◆ Data extract ◆
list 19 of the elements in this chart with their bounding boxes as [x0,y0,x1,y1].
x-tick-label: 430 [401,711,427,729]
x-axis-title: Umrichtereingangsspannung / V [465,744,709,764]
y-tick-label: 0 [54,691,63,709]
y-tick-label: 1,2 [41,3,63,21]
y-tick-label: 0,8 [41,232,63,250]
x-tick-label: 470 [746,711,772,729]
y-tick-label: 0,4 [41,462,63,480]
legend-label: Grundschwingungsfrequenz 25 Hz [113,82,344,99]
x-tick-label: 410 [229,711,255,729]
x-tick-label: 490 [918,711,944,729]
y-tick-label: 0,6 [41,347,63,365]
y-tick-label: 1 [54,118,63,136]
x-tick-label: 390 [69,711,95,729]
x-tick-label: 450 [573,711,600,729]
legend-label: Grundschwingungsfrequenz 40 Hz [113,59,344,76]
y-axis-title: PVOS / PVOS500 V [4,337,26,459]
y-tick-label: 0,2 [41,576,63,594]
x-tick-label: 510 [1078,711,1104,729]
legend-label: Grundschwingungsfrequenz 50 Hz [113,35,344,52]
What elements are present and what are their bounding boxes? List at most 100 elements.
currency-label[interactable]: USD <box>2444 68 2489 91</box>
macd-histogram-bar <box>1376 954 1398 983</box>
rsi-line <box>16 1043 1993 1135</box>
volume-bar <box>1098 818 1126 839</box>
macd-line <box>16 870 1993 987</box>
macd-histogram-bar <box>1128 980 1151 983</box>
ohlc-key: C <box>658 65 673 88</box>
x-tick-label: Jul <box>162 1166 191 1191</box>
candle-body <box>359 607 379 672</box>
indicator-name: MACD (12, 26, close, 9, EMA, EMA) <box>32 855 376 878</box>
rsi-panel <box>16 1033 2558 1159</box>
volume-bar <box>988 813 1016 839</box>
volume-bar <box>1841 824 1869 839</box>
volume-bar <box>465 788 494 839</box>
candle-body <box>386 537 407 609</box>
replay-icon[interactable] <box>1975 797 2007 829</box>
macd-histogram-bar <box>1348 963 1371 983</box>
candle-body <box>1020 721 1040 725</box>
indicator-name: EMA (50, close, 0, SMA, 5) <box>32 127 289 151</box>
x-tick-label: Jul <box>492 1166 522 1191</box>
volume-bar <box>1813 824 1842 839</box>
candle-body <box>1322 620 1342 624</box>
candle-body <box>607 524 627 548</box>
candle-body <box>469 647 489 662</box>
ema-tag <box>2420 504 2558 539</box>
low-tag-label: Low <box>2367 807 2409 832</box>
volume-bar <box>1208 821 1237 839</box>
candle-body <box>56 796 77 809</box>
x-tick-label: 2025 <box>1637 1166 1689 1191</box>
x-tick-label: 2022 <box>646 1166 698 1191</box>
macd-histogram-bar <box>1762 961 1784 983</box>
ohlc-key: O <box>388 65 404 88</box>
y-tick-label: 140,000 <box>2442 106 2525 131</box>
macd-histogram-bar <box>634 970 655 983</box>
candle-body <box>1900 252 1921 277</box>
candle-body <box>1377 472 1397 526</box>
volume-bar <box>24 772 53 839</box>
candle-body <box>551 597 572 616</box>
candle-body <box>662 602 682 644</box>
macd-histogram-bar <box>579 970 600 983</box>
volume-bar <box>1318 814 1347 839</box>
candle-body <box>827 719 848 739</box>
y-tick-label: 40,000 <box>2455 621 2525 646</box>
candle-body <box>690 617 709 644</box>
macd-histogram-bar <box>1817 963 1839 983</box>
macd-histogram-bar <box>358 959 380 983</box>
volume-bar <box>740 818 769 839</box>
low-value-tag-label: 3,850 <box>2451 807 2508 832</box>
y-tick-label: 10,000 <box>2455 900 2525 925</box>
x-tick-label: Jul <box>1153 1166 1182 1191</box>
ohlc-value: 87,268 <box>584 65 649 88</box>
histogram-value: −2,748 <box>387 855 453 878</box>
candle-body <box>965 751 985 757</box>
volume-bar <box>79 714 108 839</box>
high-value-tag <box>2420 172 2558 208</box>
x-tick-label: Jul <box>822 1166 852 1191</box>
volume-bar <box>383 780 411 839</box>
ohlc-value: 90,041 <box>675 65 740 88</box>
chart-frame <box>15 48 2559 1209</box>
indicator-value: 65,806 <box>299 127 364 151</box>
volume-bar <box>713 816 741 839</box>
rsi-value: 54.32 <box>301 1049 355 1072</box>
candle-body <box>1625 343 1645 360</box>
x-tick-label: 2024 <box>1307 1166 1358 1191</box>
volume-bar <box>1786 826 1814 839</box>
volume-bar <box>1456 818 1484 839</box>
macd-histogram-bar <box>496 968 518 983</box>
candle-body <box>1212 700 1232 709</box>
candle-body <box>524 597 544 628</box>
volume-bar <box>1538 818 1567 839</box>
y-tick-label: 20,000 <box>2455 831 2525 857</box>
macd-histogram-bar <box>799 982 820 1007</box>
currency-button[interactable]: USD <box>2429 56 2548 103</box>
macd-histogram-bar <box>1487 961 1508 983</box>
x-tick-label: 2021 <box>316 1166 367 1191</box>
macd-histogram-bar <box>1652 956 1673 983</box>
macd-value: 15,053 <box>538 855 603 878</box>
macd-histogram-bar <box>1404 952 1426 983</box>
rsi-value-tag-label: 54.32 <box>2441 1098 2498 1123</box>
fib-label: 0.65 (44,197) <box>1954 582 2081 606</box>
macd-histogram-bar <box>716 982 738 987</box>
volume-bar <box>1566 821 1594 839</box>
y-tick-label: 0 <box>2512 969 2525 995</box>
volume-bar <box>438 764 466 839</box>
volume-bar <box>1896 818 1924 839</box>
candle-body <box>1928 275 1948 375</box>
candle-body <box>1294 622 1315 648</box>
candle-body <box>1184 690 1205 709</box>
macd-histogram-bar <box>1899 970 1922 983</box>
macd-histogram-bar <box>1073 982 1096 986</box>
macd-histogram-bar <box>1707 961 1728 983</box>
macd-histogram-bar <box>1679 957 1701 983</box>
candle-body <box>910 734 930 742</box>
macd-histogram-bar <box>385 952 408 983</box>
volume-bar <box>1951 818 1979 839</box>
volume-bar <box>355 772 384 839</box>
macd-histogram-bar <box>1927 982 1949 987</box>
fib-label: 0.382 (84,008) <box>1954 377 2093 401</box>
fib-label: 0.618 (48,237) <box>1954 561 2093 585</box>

◆ Written request ◆
Turn every row above into a numbered list, leaving out any blank lines.

◆ Solution to this exercise ◆
1. list 19 of the elements in this chart with their bounding boxes as [x0,y0,x1,y1].
2. x-tick-label: 430 [401,711,427,729]
3. x-axis-title: Umrichtereingangsspannung / V [465,744,709,764]
4. y-tick-label: 0 [54,691,63,709]
5. y-tick-label: 1,2 [41,3,63,21]
6. y-tick-label: 0,8 [41,232,63,250]
7. x-tick-label: 470 [746,711,772,729]
8. y-tick-label: 0,4 [41,462,63,480]
9. legend-label: Grundschwingungsfrequenz 25 Hz [113,82,344,99]
10. x-tick-label: 410 [229,711,255,729]
11. x-tick-label: 490 [918,711,944,729]
12. y-tick-label: 0,6 [41,347,63,365]
13. y-tick-label: 1 [54,118,63,136]
14. x-tick-label: 390 [69,711,95,729]
15. x-tick-label: 450 [573,711,600,729]
16. legend-label: Grundschwingungsfrequenz 40 Hz [113,59,344,76]
17. y-axis-title: PVOS / PVOS500 V [4,337,26,459]
18. y-tick-label: 0,2 [41,576,63,594]
19. x-tick-label: 510 [1078,711,1104,729]
20. legend-label: Grundschwingungsfrequenz 50 Hz [113,35,344,52]
21. What elements are present and what are their bounding boxes? List at most 100 elements.
22. currency-label[interactable]: USD <box>2444 68 2489 91</box>
23. macd-histogram-bar <box>1376 954 1398 983</box>
24. rsi-line <box>16 1043 1993 1135</box>
25. volume-bar <box>1098 818 1126 839</box>
26. macd-line <box>16 870 1993 987</box>
27. macd-histogram-bar <box>1128 980 1151 983</box>
28. ohlc-key: C <box>658 65 673 88</box>
29. x-tick-label: Jul <box>162 1166 191 1191</box>
30. candle-body <box>359 607 379 672</box>
31. indicator-name: MACD (12, 26, close, 9, EMA, EMA) <box>32 855 376 878</box>
32. rsi-panel <box>16 1033 2558 1159</box>
33. volume-bar <box>988 813 1016 839</box>
34. volume-bar <box>1841 824 1869 839</box>
35. volume-bar <box>465 788 494 839</box>
36. candle-body <box>386 537 407 609</box>
37. replay-icon[interactable] <box>1975 797 2007 829</box>
38. macd-histogram-bar <box>1348 963 1371 983</box>
39. candle-body <box>1020 721 1040 725</box>
40. indicator-name: EMA (50, close, 0, SMA, 5) <box>32 127 289 151</box>
41. x-tick-label: Jul <box>492 1166 522 1191</box>
42. volume-bar <box>1813 824 1842 839</box>
43. candle-body <box>1322 620 1342 624</box>
44. candle-body <box>607 524 627 548</box>
45. candle-body <box>469 647 489 662</box>
46. ema-tag <box>2420 504 2558 539</box>
47. low-tag-label: Low <box>2367 807 2409 832</box>
48. volume-bar <box>1208 821 1237 839</box>
49. candle-body <box>56 796 77 809</box>
50. x-tick-label: 2025 <box>1637 1166 1689 1191</box>
51. x-tick-label: 2022 <box>646 1166 698 1191</box>
52. macd-histogram-bar <box>1762 961 1784 983</box>
53. ohlc-key: O <box>388 65 404 88</box>
54. y-tick-label: 140,000 <box>2442 106 2525 131</box>
55. macd-histogram-bar <box>634 970 655 983</box>
56. candle-body <box>1900 252 1921 277</box>
57. candle-body <box>1377 472 1397 526</box>
58. volume-bar <box>24 772 53 839</box>
59. candle-body <box>551 597 572 616</box>
60. candle-body <box>662 602 682 644</box>
61. macd-histogram-bar <box>579 970 600 983</box>
62. volume-bar <box>1318 814 1347 839</box>
63. candle-body <box>827 719 848 739</box>
64. y-tick-label: 40,000 <box>2455 621 2525 646</box>
65. candle-body <box>690 617 709 644</box>
66. macd-histogram-bar <box>1817 963 1839 983</box>
67. macd-histogram-bar <box>358 959 380 983</box>
68. volume-bar <box>740 818 769 839</box>
69. low-value-tag-label: 3,850 <box>2451 807 2508 832</box>
70. y-tick-label: 10,000 <box>2455 900 2525 925</box>
71. x-tick-label: Jul <box>1153 1166 1182 1191</box>
72. ohlc-value: 87,268 <box>584 65 649 88</box>
73. histogram-value: −2,748 <box>387 855 453 878</box>
74. candle-body <box>965 751 985 757</box>
75. volume-bar <box>79 714 108 839</box>
76. high-value-tag <box>2420 172 2558 208</box>
77. x-tick-label: Jul <box>822 1166 852 1191</box>
78. volume-bar <box>383 780 411 839</box>
79. ohlc-value: 90,041 <box>675 65 740 88</box>
80. chart-frame <box>15 48 2559 1209</box>
81. indicator-value: 65,806 <box>299 127 364 151</box>
82. volume-bar <box>713 816 741 839</box>
83. rsi-value: 54.32 <box>301 1049 355 1072</box>
84. candle-body <box>1625 343 1645 360</box>
85. x-tick-label: 2024 <box>1307 1166 1358 1191</box>
86. volume-bar <box>1786 826 1814 839</box>
87. volume-bar <box>1456 818 1484 839</box>
88. macd-histogram-bar <box>496 968 518 983</box>
89. candle-body <box>1212 700 1232 709</box>
90. candle-body <box>524 597 544 628</box>
91. volume-bar <box>1538 818 1567 839</box>
92. y-tick-label: 20,000 <box>2455 831 2525 857</box>
93. macd-histogram-bar <box>799 982 820 1007</box>
94. currency-button[interactable]: USD <box>2429 56 2548 103</box>
95. macd-histogram-bar <box>1487 961 1508 983</box>
96. x-tick-label: 2021 <box>316 1166 367 1191</box>
97. macd-histogram-bar <box>1652 956 1673 983</box>
98. macd-value: 15,053 <box>538 855 603 878</box>
99. macd-histogram-bar <box>1404 952 1426 983</box>
100. rsi-value-tag-label: 54.32 <box>2441 1098 2498 1123</box>
101. fib-label: 0.65 (44,197) <box>1954 582 2081 606</box>
102. macd-histogram-bar <box>716 982 738 987</box>
103. volume-bar <box>1566 821 1594 839</box>
104. y-tick-label: 0 <box>2512 969 2525 995</box>
105. volume-bar <box>438 764 466 839</box>
106. volume-bar <box>1896 818 1924 839</box>
107. candle-body <box>1928 275 1948 375</box>
108. candle-body <box>1294 622 1315 648</box>
109. candle-body <box>1184 690 1205 709</box>
110. macd-histogram-bar <box>1899 970 1922 983</box>
111. macd-histogram-bar <box>1073 982 1096 986</box>
112. macd-histogram-bar <box>1707 961 1728 983</box>
113. macd-histogram-bar <box>1679 957 1701 983</box>
114. candle-body <box>910 734 930 742</box>
115. macd-histogram-bar <box>385 952 408 983</box>
116. volume-bar <box>1951 818 1979 839</box>
117. volume-bar <box>355 772 384 839</box>
118. macd-histogram-bar <box>1927 982 1949 987</box>
119. fib-label: 0.382 (84,008) <box>1954 377 2093 401</box>
120. fib-label: 0.618 (48,237) <box>1954 561 2093 585</box>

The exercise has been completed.